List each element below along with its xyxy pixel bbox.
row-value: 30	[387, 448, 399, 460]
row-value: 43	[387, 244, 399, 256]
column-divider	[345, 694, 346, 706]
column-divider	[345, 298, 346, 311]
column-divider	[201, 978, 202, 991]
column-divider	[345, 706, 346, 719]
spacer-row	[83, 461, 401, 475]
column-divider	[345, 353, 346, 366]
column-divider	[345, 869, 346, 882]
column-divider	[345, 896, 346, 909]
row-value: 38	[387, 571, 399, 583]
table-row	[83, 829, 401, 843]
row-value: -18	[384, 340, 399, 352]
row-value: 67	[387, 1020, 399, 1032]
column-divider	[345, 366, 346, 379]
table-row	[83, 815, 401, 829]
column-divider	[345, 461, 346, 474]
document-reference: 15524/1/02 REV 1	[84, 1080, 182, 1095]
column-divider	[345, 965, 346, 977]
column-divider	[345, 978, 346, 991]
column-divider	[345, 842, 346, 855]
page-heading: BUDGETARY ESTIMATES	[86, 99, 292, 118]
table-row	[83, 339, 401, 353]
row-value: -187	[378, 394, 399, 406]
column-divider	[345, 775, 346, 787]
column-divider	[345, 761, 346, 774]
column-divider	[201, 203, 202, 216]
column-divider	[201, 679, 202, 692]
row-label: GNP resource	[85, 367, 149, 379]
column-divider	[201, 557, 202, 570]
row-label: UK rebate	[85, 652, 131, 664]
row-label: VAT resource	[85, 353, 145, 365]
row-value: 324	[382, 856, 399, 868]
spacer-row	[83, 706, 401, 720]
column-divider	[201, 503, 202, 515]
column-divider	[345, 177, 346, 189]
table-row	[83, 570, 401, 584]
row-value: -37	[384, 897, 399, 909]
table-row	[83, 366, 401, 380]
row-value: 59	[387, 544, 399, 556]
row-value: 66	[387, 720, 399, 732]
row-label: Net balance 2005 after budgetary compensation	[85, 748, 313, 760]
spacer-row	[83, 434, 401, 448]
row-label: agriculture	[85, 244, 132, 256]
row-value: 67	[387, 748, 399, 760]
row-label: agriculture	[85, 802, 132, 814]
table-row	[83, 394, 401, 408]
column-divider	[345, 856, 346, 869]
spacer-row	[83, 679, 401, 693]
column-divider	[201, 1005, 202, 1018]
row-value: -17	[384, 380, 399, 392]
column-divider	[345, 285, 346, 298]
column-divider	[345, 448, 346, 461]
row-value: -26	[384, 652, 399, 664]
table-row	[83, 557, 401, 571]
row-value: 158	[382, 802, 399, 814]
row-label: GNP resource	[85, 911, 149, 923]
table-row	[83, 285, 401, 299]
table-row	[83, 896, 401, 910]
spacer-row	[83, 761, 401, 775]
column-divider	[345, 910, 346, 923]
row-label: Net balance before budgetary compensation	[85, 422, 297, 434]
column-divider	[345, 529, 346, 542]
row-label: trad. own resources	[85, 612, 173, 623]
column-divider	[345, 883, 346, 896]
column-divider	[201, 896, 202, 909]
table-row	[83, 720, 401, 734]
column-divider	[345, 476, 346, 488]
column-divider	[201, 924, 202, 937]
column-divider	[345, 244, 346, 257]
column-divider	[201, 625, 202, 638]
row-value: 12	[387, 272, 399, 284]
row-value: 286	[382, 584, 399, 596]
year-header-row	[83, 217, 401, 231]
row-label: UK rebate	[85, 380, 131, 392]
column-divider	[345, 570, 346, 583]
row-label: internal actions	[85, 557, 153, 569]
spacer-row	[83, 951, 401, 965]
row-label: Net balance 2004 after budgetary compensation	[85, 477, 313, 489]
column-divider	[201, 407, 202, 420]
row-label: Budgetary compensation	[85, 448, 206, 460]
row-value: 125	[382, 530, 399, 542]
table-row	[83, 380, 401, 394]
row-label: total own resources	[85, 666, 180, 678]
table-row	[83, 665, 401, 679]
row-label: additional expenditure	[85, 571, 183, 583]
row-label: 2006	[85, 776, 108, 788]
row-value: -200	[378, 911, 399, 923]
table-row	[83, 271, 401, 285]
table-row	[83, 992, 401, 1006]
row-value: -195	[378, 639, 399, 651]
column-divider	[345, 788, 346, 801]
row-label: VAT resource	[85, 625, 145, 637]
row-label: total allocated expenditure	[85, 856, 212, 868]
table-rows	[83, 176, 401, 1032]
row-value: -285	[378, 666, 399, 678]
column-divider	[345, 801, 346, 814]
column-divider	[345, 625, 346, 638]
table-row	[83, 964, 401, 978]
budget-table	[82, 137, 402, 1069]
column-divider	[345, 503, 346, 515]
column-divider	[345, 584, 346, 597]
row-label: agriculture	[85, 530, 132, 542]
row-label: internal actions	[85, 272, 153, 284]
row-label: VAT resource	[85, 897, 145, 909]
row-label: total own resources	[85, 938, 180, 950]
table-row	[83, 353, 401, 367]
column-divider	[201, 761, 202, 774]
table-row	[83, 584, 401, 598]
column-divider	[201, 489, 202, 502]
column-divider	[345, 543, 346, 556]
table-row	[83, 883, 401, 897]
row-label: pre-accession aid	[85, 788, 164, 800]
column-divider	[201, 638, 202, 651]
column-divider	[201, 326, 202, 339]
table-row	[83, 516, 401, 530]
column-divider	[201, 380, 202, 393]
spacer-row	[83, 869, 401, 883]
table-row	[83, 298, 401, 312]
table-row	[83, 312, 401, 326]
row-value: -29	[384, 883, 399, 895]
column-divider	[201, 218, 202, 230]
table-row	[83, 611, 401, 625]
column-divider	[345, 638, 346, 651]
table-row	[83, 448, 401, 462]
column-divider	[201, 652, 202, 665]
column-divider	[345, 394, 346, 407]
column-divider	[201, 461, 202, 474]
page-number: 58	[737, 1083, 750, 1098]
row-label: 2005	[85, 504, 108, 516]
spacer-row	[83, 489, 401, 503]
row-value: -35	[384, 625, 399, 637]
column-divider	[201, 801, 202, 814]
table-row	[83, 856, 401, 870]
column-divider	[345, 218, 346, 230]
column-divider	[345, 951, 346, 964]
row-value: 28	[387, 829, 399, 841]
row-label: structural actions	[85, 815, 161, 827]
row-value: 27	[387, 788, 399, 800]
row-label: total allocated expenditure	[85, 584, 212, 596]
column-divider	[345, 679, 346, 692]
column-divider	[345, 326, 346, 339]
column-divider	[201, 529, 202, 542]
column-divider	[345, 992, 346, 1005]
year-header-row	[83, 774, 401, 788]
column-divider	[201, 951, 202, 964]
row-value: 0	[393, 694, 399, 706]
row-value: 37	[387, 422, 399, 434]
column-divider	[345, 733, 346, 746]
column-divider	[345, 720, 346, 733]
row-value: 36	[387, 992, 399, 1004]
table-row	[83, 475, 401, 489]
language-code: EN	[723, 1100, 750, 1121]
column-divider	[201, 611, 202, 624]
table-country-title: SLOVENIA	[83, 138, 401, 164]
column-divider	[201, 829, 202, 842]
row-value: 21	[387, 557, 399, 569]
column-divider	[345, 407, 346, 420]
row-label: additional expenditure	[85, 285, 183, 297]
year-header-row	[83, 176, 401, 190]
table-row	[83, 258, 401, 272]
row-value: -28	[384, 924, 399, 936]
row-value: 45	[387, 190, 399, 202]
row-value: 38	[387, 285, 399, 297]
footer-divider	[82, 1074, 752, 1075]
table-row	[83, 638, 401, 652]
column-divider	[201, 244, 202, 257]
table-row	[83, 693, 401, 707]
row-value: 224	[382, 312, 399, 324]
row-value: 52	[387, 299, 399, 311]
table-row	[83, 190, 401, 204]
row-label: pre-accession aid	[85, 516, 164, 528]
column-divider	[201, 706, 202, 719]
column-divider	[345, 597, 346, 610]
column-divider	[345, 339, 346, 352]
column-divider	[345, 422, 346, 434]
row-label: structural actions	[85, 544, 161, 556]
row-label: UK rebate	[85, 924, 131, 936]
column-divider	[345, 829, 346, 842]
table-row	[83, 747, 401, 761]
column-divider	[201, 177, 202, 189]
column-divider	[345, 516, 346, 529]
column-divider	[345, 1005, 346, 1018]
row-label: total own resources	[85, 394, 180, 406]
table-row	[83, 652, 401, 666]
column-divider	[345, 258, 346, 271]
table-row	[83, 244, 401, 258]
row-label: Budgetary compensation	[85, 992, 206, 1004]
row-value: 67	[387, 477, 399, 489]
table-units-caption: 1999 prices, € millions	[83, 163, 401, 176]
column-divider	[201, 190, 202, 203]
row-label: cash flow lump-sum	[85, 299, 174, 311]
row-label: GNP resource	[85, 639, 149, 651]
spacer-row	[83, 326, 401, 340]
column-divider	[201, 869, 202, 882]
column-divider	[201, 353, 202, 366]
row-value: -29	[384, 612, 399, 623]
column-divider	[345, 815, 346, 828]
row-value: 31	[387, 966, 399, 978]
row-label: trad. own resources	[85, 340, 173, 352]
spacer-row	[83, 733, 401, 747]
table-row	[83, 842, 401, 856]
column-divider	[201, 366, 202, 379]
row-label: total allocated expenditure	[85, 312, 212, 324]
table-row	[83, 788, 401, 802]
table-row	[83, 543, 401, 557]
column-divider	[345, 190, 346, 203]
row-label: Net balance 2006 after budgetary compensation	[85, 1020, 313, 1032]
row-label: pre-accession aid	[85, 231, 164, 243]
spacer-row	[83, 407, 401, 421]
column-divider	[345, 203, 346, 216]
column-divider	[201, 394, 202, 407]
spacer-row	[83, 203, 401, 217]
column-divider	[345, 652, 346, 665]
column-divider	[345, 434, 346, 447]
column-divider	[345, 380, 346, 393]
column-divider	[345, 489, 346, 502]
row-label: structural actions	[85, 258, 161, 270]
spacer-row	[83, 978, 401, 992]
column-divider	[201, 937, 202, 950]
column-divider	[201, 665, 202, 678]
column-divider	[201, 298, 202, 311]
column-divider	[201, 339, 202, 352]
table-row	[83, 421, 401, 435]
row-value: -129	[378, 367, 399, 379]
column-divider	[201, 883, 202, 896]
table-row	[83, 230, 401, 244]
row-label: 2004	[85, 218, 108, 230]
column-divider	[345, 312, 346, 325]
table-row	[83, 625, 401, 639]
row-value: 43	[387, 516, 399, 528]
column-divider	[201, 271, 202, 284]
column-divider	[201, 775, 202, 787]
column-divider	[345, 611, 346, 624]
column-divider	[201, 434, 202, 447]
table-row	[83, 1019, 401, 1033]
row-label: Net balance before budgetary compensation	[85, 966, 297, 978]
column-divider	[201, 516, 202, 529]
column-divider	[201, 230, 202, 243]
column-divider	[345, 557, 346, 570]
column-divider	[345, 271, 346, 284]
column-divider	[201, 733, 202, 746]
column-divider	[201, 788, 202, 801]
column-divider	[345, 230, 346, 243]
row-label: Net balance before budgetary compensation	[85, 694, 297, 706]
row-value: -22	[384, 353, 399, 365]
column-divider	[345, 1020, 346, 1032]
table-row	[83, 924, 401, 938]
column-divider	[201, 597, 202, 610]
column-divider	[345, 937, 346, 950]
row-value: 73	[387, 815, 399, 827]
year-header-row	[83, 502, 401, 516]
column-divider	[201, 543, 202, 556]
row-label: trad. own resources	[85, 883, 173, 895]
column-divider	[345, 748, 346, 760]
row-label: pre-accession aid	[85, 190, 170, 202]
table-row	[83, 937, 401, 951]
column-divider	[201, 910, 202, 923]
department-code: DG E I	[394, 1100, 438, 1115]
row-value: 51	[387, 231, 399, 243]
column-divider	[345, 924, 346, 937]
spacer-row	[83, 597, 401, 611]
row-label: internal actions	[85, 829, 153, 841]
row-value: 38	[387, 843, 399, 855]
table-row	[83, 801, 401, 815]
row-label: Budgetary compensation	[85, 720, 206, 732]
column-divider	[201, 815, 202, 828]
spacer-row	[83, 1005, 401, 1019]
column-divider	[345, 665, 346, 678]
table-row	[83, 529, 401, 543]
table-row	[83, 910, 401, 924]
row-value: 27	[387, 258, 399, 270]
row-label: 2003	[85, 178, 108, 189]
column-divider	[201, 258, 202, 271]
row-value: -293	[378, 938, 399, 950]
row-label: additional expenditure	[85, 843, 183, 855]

**Given task**
Reproduce everything from the start of the listing down through the line containing "document-reference: 15524/1/02 REV", swapping "table-row" for "data-row" and leaving all else unchanged.

**Task output**
List each element below along with its xyxy pixel bbox.
row-value: 30	[387, 448, 399, 460]
row-value: 43	[387, 244, 399, 256]
column-divider	[345, 694, 346, 706]
column-divider	[345, 298, 346, 311]
column-divider	[201, 978, 202, 991]
column-divider	[345, 706, 346, 719]
spacer-row	[83, 461, 401, 475]
column-divider	[345, 353, 346, 366]
column-divider	[345, 869, 346, 882]
column-divider	[345, 896, 346, 909]
row-value: 38	[387, 571, 399, 583]
data-row	[83, 829, 401, 843]
row-value: -18	[384, 340, 399, 352]
row-value: 67	[387, 1020, 399, 1032]
column-divider	[345, 366, 346, 379]
data-row	[83, 815, 401, 829]
column-divider	[345, 461, 346, 474]
document-reference: 15524/1/02 REV 1	[84, 1080, 182, 1095]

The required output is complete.